=== Exercise inputs ===

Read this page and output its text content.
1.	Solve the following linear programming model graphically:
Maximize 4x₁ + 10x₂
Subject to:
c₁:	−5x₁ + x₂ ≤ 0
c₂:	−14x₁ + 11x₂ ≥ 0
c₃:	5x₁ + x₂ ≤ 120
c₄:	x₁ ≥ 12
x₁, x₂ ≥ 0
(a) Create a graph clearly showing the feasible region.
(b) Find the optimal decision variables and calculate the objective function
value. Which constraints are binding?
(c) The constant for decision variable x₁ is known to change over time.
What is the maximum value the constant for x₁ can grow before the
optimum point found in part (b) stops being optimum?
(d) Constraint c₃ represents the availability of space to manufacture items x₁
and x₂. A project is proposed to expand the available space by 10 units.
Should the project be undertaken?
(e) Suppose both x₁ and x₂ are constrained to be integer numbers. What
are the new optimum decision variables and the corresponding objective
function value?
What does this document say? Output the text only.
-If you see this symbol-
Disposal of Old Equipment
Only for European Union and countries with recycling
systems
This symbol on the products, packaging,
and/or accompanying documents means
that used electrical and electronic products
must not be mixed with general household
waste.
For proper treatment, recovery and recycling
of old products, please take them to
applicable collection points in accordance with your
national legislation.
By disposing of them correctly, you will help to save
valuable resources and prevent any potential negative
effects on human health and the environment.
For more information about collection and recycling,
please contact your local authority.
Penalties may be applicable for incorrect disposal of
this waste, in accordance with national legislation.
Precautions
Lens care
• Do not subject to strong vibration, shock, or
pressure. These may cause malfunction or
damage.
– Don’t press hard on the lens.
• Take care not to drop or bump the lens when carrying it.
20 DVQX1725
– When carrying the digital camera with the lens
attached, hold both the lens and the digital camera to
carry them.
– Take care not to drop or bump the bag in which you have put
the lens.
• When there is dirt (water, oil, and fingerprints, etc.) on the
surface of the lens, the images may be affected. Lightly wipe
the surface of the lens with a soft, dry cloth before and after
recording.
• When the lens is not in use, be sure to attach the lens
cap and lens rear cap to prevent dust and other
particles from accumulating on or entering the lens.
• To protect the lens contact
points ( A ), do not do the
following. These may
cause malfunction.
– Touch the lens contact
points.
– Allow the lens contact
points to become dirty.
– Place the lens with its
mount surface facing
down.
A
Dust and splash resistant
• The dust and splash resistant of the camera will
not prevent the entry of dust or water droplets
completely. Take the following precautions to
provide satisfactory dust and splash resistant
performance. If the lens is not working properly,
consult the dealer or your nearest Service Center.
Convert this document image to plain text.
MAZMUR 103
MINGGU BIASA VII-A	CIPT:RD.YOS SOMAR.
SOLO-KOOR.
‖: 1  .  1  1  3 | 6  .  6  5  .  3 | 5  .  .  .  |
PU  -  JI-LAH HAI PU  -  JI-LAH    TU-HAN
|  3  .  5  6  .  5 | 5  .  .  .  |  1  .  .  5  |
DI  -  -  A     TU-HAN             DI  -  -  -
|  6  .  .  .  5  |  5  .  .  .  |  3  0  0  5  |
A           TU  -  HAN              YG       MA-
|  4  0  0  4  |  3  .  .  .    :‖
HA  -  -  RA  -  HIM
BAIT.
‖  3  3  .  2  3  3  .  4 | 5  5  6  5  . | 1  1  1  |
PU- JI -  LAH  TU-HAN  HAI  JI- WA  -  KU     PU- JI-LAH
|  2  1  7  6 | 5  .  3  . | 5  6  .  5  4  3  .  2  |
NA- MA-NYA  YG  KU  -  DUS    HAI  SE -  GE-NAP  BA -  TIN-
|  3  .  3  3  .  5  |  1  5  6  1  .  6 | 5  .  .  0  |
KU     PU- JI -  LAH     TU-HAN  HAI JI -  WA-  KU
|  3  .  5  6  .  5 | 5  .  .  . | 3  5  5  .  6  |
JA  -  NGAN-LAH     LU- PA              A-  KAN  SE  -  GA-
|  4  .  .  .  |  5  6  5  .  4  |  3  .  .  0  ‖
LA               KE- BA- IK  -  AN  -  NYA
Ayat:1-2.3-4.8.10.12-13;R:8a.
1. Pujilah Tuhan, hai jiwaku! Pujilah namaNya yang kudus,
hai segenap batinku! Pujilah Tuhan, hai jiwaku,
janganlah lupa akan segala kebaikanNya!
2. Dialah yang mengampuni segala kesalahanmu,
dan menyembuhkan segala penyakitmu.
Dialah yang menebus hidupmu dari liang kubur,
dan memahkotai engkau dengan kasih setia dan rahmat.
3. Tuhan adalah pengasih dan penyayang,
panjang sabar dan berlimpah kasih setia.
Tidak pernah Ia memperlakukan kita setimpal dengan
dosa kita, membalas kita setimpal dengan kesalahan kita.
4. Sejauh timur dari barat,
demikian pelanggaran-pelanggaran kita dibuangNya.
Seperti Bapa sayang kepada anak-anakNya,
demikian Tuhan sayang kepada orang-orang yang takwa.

===

Find each line in the records holding the string "accordance" and show it.

applicable collection points in accordance with your
this waste, in accordance with national legislation.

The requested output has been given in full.